═════ MATERIALS PROVIDED ═════
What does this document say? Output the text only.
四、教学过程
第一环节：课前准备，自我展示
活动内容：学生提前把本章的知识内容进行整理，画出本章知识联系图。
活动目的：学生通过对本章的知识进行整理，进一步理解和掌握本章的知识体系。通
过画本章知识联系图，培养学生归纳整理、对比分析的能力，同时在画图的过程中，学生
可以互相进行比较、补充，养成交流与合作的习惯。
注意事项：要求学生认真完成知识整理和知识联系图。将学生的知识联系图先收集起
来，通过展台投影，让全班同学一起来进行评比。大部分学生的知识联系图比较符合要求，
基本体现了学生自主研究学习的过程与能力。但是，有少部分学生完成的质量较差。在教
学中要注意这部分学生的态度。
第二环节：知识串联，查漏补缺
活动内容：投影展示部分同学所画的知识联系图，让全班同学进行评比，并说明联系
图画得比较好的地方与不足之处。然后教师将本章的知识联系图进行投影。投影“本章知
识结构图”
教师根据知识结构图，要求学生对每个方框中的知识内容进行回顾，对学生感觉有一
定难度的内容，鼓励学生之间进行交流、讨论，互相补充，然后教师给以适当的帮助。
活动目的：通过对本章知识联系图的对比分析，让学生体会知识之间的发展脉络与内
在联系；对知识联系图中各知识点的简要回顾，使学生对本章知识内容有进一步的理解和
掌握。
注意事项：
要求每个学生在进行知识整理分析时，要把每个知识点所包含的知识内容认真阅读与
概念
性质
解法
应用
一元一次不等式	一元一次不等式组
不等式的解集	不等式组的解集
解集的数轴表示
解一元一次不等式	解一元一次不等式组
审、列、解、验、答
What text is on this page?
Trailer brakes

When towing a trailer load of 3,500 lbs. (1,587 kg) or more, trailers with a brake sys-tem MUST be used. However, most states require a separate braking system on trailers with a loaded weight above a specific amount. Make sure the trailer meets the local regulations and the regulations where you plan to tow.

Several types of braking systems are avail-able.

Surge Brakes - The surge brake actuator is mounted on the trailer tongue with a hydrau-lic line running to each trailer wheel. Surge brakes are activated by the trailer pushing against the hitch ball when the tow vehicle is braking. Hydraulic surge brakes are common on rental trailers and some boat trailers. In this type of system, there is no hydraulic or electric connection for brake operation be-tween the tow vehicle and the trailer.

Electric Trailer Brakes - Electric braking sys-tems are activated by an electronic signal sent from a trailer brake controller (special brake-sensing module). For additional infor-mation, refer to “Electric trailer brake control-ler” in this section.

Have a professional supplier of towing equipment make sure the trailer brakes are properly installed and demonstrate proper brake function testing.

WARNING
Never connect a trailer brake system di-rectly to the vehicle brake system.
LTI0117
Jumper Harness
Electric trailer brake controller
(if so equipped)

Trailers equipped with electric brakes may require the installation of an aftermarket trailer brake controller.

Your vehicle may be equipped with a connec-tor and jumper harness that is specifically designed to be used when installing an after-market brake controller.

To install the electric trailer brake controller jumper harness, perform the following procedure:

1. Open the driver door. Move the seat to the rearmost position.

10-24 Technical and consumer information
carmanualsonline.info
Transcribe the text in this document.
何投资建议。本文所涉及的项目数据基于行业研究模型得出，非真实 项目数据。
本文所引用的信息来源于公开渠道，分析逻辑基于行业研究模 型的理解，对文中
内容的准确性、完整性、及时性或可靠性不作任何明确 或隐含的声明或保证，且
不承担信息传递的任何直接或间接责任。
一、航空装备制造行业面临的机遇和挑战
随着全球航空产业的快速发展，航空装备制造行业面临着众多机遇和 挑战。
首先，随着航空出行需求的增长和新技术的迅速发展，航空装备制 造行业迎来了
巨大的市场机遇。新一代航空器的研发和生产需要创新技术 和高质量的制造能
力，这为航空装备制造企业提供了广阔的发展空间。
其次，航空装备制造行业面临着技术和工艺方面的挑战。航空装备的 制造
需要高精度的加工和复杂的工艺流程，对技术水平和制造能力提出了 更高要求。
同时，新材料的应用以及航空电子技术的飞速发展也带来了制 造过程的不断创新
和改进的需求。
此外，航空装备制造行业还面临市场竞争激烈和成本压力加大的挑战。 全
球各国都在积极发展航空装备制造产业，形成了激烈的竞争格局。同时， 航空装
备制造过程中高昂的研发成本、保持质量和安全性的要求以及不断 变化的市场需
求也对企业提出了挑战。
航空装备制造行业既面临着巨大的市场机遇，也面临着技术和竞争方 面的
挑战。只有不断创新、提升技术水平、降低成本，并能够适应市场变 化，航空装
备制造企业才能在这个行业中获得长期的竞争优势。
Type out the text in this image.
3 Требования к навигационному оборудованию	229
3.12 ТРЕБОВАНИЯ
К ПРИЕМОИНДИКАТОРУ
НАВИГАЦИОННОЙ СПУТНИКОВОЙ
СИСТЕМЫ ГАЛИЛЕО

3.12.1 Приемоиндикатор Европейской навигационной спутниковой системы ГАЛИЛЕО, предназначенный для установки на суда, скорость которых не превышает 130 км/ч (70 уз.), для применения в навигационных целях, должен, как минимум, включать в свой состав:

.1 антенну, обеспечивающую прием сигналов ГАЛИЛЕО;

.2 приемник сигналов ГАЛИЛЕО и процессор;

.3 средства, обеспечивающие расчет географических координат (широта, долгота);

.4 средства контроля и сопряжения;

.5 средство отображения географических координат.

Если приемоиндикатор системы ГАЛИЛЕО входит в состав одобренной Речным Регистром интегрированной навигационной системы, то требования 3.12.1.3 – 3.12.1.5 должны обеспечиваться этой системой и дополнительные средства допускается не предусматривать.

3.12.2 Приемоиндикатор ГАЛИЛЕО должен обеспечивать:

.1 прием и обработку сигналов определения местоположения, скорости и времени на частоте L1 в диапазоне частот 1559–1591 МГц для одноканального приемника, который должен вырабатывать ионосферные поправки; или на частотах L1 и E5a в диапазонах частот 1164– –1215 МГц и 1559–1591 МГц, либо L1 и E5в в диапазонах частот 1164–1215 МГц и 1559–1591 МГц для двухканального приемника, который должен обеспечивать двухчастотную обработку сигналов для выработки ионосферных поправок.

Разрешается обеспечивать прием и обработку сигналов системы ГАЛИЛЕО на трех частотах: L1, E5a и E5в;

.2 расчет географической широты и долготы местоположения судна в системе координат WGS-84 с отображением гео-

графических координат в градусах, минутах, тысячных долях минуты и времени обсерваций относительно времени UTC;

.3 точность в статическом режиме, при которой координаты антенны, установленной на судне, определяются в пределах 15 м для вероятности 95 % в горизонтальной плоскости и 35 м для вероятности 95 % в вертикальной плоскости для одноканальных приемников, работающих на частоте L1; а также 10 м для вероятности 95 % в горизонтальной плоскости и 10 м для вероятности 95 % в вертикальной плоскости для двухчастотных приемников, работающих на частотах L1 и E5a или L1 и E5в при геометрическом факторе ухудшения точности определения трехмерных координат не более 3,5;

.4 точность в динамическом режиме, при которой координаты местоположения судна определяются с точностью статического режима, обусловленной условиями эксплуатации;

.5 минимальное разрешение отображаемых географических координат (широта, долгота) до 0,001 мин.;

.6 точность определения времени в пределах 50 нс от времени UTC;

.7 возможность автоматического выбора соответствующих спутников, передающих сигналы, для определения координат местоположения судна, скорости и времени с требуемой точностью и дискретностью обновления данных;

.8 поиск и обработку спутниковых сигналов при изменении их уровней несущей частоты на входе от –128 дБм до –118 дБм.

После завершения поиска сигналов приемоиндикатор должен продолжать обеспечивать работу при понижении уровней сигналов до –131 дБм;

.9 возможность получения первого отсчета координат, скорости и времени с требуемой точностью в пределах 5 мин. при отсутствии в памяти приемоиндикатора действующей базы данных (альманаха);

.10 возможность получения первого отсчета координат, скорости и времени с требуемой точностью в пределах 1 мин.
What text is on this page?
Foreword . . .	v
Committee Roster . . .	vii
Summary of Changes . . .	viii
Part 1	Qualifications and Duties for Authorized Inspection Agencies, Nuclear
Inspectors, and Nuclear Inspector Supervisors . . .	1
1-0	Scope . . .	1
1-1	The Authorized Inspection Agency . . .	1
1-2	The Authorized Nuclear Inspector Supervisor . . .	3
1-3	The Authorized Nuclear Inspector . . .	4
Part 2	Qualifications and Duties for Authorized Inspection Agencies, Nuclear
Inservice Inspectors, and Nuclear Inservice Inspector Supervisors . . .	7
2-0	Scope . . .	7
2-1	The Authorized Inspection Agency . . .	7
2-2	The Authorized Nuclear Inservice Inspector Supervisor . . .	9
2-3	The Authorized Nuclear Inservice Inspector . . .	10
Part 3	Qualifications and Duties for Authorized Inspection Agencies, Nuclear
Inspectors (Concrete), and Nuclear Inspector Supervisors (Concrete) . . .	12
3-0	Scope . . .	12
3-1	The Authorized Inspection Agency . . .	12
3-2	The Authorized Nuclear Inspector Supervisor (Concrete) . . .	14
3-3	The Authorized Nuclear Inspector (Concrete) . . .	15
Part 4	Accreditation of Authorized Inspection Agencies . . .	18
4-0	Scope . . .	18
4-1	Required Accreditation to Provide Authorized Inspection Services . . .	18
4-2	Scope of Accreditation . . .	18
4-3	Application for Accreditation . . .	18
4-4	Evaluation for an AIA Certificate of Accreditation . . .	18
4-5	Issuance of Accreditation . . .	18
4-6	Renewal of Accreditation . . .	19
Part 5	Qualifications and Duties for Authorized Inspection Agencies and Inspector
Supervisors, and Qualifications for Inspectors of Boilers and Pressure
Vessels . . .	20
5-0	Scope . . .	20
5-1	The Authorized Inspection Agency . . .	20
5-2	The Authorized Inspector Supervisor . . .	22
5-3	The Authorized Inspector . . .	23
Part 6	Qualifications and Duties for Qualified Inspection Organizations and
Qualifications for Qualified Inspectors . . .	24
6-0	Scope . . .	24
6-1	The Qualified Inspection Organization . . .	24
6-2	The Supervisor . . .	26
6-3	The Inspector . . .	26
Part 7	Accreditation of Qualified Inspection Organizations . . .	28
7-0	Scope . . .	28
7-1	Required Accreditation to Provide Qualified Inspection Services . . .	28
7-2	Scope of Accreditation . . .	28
═════
### REQUIRED WORK:
Using the data above, copy each line that contains "Inservice".

### OUTPUT OF THE EXERCISE:
Inservice Inspectors, and Nuclear Inservice Inspector Supervisors . . .	7
2-2	The Authorized Nuclear Inservice Inspector Supervisor . . .	9
2-3	The Authorized Nuclear Inservice Inspector . . .	10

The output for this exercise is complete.